■ Stated task: Records follow. Pull out every line that contains "паводка".

■ Items:

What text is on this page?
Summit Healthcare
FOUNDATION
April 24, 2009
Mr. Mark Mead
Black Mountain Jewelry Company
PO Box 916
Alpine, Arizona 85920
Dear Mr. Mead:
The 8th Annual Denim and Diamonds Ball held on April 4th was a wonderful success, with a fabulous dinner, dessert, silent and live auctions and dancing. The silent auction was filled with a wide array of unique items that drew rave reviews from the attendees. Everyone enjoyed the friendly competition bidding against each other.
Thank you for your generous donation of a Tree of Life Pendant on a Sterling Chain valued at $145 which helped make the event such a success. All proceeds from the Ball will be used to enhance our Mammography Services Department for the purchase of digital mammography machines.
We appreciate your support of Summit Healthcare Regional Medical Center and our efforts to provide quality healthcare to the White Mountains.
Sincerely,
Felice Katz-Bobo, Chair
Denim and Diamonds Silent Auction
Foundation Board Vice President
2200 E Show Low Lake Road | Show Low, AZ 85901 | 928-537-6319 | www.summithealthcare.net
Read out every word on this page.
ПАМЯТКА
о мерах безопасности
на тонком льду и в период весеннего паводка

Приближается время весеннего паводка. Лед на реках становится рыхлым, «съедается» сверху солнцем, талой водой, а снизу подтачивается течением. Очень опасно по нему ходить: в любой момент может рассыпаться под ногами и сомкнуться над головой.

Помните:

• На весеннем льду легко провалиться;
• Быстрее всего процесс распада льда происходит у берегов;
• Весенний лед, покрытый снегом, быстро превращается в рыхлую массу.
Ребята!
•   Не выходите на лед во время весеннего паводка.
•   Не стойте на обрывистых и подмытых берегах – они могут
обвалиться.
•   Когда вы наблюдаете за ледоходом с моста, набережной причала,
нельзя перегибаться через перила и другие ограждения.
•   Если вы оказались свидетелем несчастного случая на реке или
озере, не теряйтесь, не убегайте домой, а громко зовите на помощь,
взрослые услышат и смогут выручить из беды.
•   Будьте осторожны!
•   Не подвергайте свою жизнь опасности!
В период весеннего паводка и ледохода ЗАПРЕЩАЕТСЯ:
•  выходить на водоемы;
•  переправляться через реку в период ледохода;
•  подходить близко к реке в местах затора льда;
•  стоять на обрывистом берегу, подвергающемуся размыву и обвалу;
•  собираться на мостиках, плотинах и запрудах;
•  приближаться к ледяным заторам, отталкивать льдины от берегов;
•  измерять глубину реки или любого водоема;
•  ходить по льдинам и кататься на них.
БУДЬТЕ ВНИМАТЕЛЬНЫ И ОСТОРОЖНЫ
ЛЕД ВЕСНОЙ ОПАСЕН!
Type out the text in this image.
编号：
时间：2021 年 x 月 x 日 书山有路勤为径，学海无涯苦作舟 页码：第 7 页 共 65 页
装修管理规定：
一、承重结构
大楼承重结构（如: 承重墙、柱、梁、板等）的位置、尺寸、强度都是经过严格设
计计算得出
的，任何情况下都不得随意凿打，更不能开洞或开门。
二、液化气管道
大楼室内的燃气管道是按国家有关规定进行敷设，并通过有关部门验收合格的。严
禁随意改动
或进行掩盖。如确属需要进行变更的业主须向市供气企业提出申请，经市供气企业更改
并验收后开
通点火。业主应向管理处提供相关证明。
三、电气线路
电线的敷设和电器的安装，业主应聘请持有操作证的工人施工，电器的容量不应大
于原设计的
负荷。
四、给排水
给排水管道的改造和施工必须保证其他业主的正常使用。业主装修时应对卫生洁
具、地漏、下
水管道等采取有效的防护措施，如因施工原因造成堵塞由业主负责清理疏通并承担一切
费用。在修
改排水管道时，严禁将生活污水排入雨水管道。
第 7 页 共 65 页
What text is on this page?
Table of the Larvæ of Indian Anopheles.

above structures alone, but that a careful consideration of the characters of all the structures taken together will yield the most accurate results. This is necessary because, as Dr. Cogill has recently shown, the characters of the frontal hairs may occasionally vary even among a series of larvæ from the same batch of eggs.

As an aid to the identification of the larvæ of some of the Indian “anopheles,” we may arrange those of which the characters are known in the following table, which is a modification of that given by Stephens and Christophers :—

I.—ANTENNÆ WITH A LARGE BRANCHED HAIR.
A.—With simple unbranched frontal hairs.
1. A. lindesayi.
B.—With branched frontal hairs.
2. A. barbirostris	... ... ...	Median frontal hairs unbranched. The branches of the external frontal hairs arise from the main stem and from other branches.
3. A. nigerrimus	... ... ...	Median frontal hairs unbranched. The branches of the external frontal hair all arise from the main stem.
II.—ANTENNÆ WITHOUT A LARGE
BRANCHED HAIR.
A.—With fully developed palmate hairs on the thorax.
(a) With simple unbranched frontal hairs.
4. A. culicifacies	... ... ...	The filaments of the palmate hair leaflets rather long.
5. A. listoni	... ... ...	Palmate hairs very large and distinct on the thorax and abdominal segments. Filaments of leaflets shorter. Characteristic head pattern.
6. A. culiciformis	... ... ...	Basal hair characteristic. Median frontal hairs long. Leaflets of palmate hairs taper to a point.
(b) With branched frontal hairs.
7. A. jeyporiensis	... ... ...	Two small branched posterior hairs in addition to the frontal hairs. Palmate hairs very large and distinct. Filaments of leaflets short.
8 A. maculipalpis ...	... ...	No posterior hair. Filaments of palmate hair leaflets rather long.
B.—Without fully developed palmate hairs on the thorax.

■ Task result:
на тонком льду и в период весеннего паводка
Приближается время весеннего паводка. Лед на реках становится рыхлым, «съедается» сверху солнцем, талой водой, а снизу подтачивается течением. Очень опасно по нему ходить: в любой момент может рассыпаться под ногами и сомкнуться над головой.
•   Не выходите на лед во время весеннего паводка.
В период весеннего паводка и ледохода ЗАПРЕЩАЕТСЯ:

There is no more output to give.